→ Dataset extract
>> Start
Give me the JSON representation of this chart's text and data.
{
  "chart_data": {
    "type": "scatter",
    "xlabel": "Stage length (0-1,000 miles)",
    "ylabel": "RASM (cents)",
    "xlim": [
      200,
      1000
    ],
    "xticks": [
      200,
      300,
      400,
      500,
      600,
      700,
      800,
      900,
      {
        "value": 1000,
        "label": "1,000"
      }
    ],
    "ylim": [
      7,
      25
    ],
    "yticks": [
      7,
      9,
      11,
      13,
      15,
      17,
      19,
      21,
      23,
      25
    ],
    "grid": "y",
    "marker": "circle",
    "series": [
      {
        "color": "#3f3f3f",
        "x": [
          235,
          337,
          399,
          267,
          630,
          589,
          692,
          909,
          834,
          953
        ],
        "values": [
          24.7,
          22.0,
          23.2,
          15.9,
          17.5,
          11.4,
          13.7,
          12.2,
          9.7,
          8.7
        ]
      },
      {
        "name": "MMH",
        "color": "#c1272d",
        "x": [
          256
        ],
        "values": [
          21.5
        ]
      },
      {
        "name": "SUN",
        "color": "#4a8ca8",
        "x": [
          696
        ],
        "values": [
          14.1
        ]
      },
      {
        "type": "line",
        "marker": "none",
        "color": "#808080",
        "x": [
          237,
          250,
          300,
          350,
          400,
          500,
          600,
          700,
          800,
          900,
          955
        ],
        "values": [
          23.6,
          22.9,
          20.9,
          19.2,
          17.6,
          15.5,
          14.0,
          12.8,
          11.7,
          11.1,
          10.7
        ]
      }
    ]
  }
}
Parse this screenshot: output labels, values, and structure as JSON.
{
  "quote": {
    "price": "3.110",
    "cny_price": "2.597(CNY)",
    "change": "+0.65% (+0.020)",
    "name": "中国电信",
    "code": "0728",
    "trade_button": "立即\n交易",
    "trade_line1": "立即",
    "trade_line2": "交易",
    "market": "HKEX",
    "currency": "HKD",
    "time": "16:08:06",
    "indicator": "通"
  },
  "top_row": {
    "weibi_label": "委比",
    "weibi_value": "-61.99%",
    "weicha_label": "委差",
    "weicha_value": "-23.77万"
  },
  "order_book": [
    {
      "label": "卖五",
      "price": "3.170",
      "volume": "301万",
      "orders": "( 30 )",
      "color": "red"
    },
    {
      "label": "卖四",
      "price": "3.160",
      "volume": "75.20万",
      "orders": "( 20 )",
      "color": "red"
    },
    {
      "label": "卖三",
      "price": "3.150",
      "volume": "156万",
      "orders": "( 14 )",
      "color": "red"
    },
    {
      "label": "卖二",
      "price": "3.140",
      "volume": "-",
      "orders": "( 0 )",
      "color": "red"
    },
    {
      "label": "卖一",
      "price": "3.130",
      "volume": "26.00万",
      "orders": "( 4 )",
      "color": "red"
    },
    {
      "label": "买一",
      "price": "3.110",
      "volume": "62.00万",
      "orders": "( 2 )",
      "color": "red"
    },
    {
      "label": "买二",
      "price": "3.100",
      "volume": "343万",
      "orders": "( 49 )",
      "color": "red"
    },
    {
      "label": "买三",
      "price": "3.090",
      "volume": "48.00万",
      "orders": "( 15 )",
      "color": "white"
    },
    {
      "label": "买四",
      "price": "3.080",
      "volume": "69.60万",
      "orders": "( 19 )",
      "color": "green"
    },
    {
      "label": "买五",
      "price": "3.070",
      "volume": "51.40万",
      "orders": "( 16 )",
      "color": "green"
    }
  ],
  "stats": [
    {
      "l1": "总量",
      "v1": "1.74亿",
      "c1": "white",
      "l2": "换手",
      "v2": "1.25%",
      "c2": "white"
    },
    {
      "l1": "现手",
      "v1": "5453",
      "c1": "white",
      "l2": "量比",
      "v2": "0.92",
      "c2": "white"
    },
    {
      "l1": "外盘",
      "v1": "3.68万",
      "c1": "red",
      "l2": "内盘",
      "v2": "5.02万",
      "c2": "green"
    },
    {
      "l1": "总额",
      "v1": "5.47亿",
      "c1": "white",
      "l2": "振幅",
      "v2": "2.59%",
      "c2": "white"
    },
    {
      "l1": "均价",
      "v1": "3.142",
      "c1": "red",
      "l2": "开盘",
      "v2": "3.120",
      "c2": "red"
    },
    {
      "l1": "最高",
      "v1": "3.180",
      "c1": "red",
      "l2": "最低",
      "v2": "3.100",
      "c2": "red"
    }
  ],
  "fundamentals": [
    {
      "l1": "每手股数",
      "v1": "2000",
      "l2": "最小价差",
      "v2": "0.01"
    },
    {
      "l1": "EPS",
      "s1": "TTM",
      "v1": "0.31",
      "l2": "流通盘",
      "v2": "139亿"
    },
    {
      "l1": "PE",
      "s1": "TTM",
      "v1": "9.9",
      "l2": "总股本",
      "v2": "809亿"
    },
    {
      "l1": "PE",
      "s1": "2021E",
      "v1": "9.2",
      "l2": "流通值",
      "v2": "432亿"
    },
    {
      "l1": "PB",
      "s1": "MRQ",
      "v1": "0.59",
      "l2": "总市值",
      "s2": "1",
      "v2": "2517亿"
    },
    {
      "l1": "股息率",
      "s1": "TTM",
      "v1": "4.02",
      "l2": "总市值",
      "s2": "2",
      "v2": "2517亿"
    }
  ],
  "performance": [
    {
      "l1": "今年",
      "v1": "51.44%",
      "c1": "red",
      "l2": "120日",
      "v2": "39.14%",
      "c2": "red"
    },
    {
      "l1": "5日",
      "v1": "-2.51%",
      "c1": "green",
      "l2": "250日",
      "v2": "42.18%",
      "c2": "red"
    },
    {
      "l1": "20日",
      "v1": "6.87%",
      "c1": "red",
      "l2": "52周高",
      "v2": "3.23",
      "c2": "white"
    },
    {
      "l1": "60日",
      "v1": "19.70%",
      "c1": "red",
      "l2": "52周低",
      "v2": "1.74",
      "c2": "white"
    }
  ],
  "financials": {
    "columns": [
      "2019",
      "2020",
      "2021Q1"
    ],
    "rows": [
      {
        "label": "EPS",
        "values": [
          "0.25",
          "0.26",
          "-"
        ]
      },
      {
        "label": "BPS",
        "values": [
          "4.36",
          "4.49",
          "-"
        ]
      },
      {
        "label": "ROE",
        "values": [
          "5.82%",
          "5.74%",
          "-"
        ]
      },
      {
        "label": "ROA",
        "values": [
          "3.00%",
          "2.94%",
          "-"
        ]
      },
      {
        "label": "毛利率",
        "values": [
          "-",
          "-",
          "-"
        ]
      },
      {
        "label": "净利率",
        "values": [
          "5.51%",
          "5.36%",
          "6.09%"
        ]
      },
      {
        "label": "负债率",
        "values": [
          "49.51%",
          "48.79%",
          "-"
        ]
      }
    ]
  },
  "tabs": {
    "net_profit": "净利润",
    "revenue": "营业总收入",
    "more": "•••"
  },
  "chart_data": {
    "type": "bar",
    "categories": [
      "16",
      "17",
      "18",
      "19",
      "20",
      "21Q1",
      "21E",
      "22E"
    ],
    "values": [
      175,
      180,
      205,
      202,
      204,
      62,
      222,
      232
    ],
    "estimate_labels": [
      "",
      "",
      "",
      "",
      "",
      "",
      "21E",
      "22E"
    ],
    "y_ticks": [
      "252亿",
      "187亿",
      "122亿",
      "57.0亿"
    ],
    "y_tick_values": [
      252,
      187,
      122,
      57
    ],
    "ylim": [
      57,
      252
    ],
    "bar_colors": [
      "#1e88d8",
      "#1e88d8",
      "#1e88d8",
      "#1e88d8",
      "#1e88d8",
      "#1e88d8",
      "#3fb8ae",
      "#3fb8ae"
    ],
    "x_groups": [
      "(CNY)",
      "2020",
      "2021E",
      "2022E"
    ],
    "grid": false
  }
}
>> End
→ Task requirements
List each line in the listing that contains the string "JSON".

→ Answer
Give me the JSON representation of this chart's text and data.
Parse this screenshot: output labels, values, and structure as JSON.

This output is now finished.